Collected data entries
···

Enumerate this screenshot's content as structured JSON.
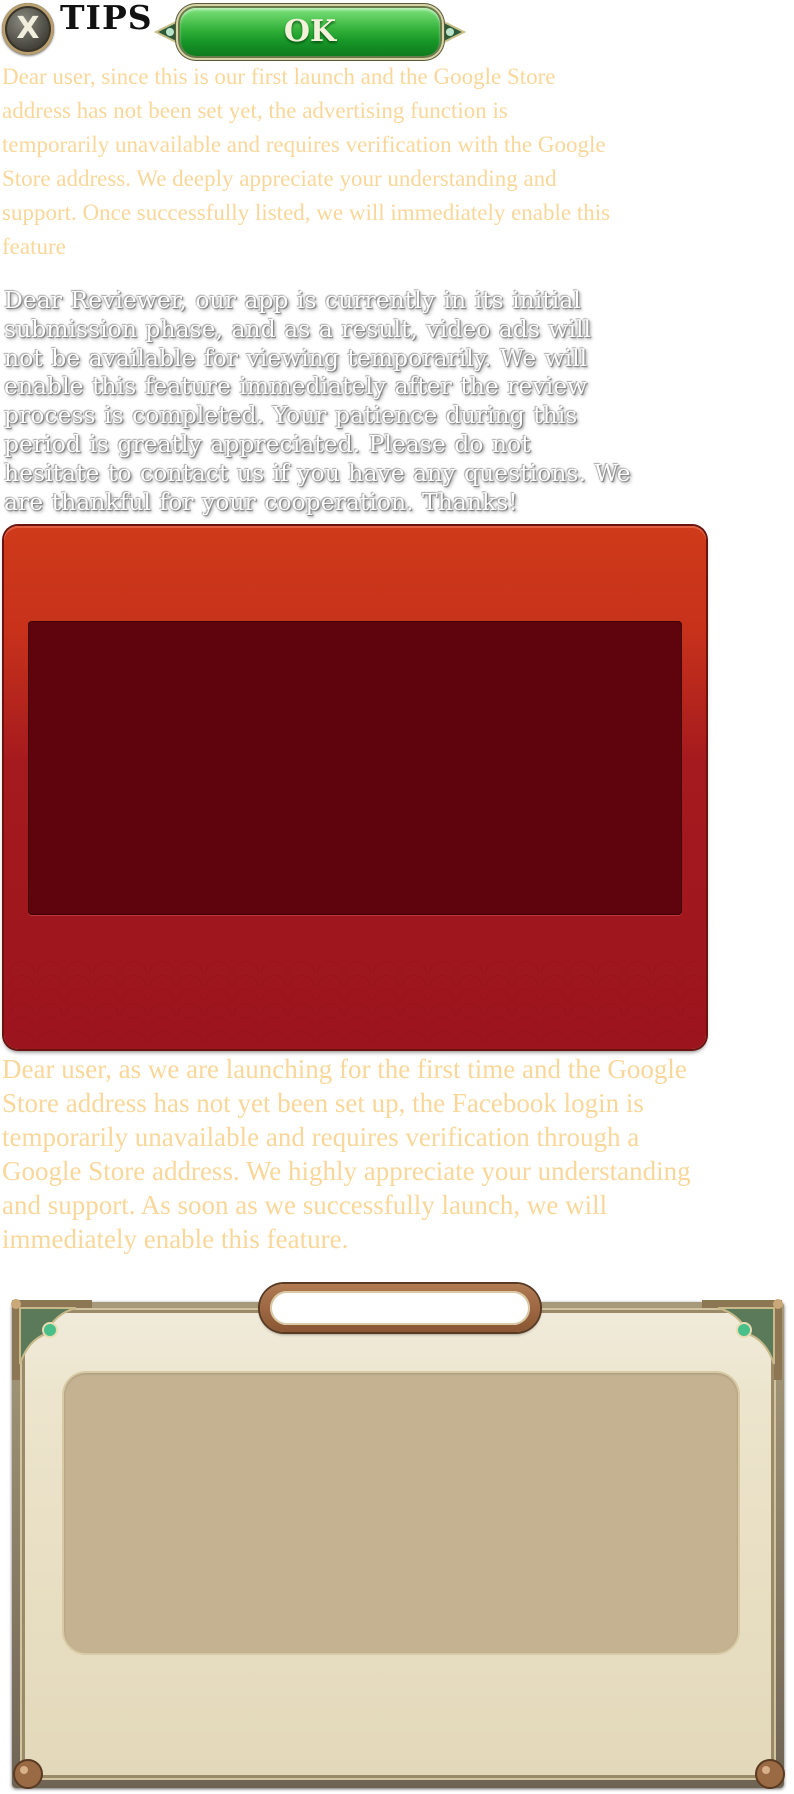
{
  "header": {
    "close_icon_glyph": "X",
    "title": "TIPS",
    "ok_label": "OK"
  },
  "notices": {
    "advertising": "Dear user, since this is our first launch and the Google Store address has not been set yet, the advertising function is temporarily unavailable and requires verification with the Google Store address. We deeply appreciate your understanding and support. Once successfully listed, we will immediately enable this feature",
    "reviewer": "Dear Reviewer, our app is currently in its initial submission phase, and as a result, video ads will not be available for viewing temporarily. We will enable this feature immediately after the review process is completed. Your patience during this period is greatly appreciated. Please do not hesitate to contact us if you have any questions. We are thankful for your cooperation. Thanks!",
    "facebook": "Dear user, as we are launching for the first time and the Google Store address has not yet been set up, the Facebook login is temporarily unavailable and requires verification through a Google Store address. We highly appreciate your understanding and support. As soon as we successfully launch, we will immediately enable this feature."
  },
  "colors": {
    "notice_text": "#f9d79a",
    "ok_green": "#1e9a2c",
    "red_panel": "#b4221c",
    "red_inner": "#5f030d",
    "frame_cream": "#ece4cc",
    "frame_inner": "#c4b290"
  },
  "icons": {
    "close": "close-icon",
    "ok_wings": "ornament-wing-icon",
    "corner": "corner-ornament-icon"
  }
}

···

How many of the lines above include the word "ornament"? Respond with the number alone.

2